Your goal: Search term "developed": please show all lines in the listing that contain it.

Material shown:

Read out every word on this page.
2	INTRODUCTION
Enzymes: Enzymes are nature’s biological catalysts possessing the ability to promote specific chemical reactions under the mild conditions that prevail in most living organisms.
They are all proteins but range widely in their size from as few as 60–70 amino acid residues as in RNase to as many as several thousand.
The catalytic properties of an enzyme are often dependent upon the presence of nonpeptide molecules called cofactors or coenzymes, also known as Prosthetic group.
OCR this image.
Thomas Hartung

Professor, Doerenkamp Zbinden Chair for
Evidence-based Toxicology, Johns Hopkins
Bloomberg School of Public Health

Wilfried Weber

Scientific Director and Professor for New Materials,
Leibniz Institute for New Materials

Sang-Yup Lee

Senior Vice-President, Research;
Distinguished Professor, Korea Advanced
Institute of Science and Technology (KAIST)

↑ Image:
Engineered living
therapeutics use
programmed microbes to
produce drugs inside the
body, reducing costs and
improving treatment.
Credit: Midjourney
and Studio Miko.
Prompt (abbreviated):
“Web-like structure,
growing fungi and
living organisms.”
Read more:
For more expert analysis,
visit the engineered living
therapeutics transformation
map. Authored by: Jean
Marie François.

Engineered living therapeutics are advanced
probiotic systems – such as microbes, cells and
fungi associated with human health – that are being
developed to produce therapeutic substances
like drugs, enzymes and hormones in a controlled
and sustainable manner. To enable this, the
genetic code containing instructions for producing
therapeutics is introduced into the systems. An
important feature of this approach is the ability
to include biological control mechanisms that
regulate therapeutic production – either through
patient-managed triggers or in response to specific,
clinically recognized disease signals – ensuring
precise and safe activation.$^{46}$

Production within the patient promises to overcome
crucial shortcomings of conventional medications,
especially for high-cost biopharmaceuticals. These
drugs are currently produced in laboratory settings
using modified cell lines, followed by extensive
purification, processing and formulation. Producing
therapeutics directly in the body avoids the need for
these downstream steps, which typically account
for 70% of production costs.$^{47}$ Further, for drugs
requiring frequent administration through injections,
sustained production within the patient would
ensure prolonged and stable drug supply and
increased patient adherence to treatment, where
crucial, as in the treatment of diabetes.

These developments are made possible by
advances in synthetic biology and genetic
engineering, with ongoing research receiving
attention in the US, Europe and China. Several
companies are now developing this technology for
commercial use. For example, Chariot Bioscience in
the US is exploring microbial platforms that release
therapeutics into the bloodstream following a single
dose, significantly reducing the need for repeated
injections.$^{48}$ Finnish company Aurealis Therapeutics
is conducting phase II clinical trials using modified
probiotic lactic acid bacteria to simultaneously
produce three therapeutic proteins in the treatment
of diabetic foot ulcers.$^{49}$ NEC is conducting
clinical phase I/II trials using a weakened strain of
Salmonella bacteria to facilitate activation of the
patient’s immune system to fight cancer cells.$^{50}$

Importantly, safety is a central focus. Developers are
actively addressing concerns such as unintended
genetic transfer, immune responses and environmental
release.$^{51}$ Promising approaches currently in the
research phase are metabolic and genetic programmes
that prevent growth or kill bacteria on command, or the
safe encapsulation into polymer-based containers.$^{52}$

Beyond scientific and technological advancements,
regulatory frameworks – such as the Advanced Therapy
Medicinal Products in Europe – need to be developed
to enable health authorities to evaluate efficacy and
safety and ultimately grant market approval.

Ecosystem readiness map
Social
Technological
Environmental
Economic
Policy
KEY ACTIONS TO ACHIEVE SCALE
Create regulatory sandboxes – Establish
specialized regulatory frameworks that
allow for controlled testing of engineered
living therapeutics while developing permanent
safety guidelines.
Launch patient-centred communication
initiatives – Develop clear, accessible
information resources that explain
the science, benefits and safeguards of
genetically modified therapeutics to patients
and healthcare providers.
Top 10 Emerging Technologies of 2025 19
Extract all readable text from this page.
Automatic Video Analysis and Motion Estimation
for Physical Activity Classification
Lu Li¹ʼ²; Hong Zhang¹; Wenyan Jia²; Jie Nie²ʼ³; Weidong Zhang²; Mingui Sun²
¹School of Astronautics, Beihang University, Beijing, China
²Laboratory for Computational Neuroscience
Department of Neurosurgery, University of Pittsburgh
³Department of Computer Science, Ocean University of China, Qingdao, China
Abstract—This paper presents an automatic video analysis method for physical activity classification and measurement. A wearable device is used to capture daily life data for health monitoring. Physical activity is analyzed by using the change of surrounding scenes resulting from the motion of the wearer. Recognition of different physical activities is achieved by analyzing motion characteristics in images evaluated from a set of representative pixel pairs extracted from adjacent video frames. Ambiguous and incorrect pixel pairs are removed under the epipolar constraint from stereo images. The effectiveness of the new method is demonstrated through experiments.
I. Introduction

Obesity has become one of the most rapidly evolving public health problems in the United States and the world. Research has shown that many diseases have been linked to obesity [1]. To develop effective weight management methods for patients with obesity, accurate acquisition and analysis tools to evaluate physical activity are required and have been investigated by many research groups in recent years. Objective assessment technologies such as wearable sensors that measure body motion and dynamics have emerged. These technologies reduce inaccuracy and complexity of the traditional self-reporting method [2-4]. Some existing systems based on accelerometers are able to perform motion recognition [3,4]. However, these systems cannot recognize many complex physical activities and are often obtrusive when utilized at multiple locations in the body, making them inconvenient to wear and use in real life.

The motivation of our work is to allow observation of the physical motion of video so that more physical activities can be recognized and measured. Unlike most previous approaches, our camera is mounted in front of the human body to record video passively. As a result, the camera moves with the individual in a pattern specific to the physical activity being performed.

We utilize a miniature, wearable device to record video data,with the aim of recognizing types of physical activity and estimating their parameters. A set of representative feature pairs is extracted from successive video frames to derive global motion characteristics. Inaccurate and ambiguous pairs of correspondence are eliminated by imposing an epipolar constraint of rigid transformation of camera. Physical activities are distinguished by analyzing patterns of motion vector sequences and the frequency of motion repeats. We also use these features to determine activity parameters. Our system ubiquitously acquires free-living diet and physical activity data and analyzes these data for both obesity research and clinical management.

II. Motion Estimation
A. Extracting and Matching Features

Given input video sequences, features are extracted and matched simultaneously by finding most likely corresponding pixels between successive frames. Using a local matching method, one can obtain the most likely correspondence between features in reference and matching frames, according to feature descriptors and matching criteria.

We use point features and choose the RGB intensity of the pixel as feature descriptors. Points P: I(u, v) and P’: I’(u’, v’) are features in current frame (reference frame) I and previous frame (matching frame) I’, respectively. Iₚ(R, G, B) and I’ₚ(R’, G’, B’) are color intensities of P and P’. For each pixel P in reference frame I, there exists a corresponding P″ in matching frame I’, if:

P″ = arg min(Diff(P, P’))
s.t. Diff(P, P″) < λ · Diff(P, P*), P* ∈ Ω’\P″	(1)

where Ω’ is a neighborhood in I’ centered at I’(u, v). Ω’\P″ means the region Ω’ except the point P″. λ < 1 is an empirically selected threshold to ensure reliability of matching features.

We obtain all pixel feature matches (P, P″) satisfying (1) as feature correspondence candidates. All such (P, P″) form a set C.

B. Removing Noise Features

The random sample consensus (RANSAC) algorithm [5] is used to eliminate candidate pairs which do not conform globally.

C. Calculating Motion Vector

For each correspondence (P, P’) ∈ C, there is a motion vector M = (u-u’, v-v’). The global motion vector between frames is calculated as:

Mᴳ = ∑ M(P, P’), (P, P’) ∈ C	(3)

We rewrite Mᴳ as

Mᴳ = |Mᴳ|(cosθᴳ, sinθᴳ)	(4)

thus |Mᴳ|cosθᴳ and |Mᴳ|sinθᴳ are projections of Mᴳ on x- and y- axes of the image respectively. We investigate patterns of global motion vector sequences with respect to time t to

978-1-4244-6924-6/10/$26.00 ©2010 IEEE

Exercise solution:
developed to produce therapeutic substances
Medicinal Products in Europe – need to be developed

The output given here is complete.